To answer my own question here, for the archives:

Set the aspcompat=true in the @page directive seems to fix the problem.
I'm going to assume that creating the STA component in the ASP.NET MTA
somehow caused it to lose the impersonation token.  I'd be interested in
a more detailed explanation as to why that would happen, if anyone has
one.

Also - perhaps someone can tell me why the runtime didn't raise an error
as the documentation suggests should happen?  I created a VB component,
compiled it, and referenced it directly in ASP.NET.  According to what
I've read, referencing an STA component from .NET without aspcomat set
to true should raise an exception.

In my case, it didn't.

Jeff

-----Original Message-----
From: Jeff Dunmall 
Sent: April 27, 2002 4:48 PM
To: '[EMAIL PROTECTED]'
Subject: Impersonation, COM and ASP.NET

Hi,

I'm wondering if someone could shed some light on what seems to be very
unusual behaviour with ASP.NET.  This has been driving me nuts for
days...

I've setup windows authentication and impersonation in my web.config
file.  I'm using Keith Brown's utility [1] to confirm that impersonation
is working correctly.  The local ASPNET user owns the process token; my
user owns the thread token.

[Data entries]
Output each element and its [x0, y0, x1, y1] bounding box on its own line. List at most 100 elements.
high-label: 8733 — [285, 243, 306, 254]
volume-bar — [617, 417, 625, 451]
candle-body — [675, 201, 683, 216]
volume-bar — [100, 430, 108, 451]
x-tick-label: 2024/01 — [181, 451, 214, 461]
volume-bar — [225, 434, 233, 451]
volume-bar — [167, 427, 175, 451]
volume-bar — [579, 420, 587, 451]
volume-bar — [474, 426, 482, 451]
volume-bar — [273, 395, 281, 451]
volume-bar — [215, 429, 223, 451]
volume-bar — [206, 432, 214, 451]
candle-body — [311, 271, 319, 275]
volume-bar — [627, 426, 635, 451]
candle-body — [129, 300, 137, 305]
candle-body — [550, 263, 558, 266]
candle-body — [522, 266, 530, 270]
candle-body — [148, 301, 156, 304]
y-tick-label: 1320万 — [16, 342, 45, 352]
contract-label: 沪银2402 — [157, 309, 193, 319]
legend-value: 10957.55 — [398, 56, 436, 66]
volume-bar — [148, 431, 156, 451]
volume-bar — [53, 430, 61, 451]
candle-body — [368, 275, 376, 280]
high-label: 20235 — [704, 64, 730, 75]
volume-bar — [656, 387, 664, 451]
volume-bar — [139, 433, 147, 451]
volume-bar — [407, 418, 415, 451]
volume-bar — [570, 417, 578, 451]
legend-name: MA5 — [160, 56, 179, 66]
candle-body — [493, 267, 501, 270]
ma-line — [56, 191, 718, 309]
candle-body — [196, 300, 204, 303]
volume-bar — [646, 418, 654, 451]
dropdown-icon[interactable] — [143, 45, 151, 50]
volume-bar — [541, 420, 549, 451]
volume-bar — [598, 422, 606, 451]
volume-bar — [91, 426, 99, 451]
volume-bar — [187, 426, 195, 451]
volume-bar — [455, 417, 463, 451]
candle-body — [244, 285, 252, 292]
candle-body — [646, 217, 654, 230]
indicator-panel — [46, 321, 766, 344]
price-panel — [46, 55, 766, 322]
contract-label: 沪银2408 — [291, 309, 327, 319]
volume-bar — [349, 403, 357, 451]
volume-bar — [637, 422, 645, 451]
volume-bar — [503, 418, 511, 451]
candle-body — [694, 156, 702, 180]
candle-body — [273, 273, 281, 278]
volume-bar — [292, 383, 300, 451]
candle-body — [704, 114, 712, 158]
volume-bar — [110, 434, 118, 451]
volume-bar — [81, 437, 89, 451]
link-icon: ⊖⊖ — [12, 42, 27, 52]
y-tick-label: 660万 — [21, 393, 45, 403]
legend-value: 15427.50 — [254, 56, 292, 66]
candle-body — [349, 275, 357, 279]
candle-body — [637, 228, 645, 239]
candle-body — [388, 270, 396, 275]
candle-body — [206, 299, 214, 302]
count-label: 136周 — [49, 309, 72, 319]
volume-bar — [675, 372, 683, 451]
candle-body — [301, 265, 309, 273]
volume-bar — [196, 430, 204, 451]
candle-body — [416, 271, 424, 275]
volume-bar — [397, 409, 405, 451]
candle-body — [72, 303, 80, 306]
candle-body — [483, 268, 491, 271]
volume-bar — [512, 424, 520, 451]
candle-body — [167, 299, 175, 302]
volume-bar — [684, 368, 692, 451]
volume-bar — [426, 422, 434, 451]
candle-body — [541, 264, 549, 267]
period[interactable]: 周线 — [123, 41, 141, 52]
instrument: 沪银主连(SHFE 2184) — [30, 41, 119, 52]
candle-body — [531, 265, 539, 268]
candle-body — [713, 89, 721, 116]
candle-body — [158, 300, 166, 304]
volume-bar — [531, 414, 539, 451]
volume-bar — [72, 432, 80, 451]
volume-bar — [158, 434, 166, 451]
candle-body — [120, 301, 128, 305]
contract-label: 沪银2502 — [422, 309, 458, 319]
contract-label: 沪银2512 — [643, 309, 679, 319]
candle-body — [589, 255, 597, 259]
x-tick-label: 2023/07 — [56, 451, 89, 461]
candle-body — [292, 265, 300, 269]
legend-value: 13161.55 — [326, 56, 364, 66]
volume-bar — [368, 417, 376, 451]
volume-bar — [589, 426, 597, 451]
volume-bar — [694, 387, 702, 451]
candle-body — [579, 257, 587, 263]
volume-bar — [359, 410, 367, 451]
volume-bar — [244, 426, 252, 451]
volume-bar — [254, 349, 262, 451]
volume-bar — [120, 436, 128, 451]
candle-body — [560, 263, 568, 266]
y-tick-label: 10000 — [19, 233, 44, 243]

> [ASSIGNED TASK] In the email about ASP.NET impersonation, what setting in the @page directive seems to fix the problem?

> [RESULT FOR THIS TASK] Setting aspcompat=true in the @page directive.